** Start **

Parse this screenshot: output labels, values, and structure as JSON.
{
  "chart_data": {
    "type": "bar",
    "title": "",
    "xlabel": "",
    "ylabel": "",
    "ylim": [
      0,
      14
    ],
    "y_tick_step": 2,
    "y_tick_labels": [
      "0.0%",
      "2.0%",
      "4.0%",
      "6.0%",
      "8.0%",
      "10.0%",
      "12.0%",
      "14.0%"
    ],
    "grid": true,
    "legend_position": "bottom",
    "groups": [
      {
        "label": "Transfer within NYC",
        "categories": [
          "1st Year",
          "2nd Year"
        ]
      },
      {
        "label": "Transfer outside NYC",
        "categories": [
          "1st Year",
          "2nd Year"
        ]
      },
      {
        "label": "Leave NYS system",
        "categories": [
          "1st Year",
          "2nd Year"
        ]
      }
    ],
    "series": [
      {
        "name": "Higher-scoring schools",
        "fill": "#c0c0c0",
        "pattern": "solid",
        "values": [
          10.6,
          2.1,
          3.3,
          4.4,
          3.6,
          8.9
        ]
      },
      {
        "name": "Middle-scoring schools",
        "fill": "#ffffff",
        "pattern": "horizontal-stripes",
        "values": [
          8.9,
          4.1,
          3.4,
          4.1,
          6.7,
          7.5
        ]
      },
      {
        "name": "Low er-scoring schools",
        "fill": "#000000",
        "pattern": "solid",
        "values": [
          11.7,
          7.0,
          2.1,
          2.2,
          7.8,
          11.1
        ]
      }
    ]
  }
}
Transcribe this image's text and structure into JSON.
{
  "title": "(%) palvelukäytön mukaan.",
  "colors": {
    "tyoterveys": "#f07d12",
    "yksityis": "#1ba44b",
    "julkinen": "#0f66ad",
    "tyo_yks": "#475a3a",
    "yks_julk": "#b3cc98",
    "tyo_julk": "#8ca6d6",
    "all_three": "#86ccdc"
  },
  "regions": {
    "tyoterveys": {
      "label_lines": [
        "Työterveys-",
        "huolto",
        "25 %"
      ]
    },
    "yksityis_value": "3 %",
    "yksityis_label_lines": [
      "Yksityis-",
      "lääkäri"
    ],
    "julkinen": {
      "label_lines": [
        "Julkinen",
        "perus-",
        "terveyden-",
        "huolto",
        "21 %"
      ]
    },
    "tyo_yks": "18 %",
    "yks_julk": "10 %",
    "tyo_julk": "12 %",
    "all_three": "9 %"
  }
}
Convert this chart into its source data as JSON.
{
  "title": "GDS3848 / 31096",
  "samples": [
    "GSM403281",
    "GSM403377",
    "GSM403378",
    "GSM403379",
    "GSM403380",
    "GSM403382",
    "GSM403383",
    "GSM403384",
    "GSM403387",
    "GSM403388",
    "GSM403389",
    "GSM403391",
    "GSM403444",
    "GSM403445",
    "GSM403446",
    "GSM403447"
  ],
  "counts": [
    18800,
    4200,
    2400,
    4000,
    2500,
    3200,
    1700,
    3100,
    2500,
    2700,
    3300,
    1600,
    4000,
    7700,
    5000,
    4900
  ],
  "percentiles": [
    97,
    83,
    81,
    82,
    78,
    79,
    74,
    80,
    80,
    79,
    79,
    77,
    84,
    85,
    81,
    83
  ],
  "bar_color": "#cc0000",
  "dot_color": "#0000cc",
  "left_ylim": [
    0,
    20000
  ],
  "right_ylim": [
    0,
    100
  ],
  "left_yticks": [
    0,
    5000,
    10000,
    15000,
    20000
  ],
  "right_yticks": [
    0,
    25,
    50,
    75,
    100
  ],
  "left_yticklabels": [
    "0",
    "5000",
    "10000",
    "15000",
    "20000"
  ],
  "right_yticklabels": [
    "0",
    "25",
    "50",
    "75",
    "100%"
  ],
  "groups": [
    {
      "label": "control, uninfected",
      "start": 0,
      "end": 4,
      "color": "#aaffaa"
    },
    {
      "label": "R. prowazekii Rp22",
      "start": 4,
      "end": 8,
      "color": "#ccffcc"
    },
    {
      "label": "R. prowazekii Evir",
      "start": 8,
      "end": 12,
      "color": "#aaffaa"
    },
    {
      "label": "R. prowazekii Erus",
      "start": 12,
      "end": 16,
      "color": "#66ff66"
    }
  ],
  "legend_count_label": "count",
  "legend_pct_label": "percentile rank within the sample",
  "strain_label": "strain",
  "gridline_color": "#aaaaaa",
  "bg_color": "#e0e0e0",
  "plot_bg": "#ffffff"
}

** End **

» Task description
Retype all the records, matching them exactly.

» Written response
Parse this screenshot: output labels, values, and structure as JSON.
{
  "chart_data": {
    "type": "bar",
    "title": "",
    "xlabel": "",
    "ylabel": "",
    "ylim": [
      0,
      14
    ],
    "y_tick_step": 2,
    "y_tick_labels": [
      "0.0%",
      "2.0%",
      "4.0%",
      "6.0%",
      "8.0%",
      "10.0%",
      "12.0%",
      "14.0%"
    ],
    "grid": true,
    "legend_position": "bottom",
    "groups": [
      {
        "label": "Transfer within NYC",
        "categories": [
          "1st Year",
          "2nd Year"
        ]
      },
      {
        "label": "Transfer outside NYC",
        "categories": [
          "1st Year",
          "2nd Year"
        ]
      },
      {
        "label": "Leave NYS system",
        "categories": [
          "1st Year",
          "2nd Year"
        ]
      }
    ],
    "series": [
      {
        "name": "Higher-scoring schools",
        "fill": "#c0c0c0",
        "pattern": "solid",
        "values": [
          10.6,
          2.1,
          3.3,
          4.4,
          3.6,
          8.9
        ]
      },
      {
        "name": "Middle-scoring schools",
        "fill": "#ffffff",
        "pattern": "horizontal-stripes",
        "values": [
          8.9,
          4.1,
          3.4,
          4.1,
          6.7,
          7.5
        ]
      },
      {
        "name": "Low er-scoring schools",
        "fill": "#000000",
        "pattern": "solid",
        "values": [
          11.7,
          7.0,
          2.1,
          2.2,
          7.8,
          11.1
        ]
      }
    ]
  }
}
Transcribe this image's text and structure into JSON.
{
  "title": "(%) palvelukäytön mukaan.",
  "colors": {
    "tyoterveys": "#f07d12",
    "yksityis": "#1ba44b",
    "julkinen": "#0f66ad",
    "tyo_yks": "#475a3a",
    "yks_julk": "#b3cc98",
    "tyo_julk": "#8ca6d6",
    "all_three": "#86ccdc"
  },
  "regions": {
    "tyoterveys": {
      "label_lines": [
        "Työterveys-",
        "huolto",
        "25 %"
      ]
    },
    "yksityis_value": "3 %",
    "yksityis_label_lines": [
      "Yksityis-",
      "lääkäri"
    ],
    "julkinen": {
      "label_lines": [
        "Julkinen",
        "perus-",
        "terveyden-",
        "huolto",
        "21 %"
      ]
    },
    "tyo_yks": "18 %",
    "yks_julk": "10 %",
    "tyo_julk": "12 %",
    "all_three": "9 %"
  }
}
Convert this chart into its source data as JSON.
{
  "title": "GDS3848 / 31096",
  "samples": [
    "GSM403281",
    "GSM403377",
    "GSM403378",
    "GSM403379",
    "GSM403380",
    "GSM403382",
    "GSM403383",
    "GSM403384",
    "GSM403387",
    "GSM403388",
    "GSM403389",
    "GSM403391",
    "GSM403444",
    "GSM403445",
    "GSM403446",
    "GSM403447"
  ],
  "counts": [
    18800,
    4200,
    2400,
    4000,
    2500,
    3200,
    1700,
    3100,
    2500,
    2700,
    3300,
    1600,
    4000,
    7700,
    5000,
    4900
  ],
  "percentiles": [
    97,
    83,
    81,
    82,
    78,
    79,
    74,
    80,
    80,
    79,
    79,
    77,
    84,
    85,
    81,
    83
  ],
  "bar_color": "#cc0000",
  "dot_color": "#0000cc",
  "left_ylim": [
    0,
    20000
  ],
  "right_ylim": [
    0,
    100
  ],
  "left_yticks": [
    0,
    5000,
    10000,
    15000,
    20000
  ],
  "right_yticks": [
    0,
    25,
    50,
    75,
    100
  ],
  "left_yticklabels": [
    "0",
    "5000",
    "10000",
    "15000",
    "20000"
  ],
  "right_yticklabels": [
    "0",
    "25",
    "50",
    "75",
    "100%"
  ],
  "groups": [
    {
      "label": "control, uninfected",
      "start": 0,
      "end": 4,
      "color": "#aaffaa"
    },
    {
      "label": "R. prowazekii Rp22",
      "start": 4,
      "end": 8,
      "color": "#ccffcc"
    },
    {
      "label": "R. prowazekii Evir",
      "start": 8,
      "end": 12,
      "color": "#aaffaa"
    },
    {
      "label": "R. prowazekii Erus",
      "start": 12,
      "end": 16,
      "color": "#66ff66"
    }
  ],
  "legend_count_label": "count",
  "legend_pct_label": "percentile rank within the sample",
  "strain_label": "strain",
  "gridline_color": "#aaaaaa",
  "bg_color": "#e0e0e0",
  "plot_bg": "#ffffff"
}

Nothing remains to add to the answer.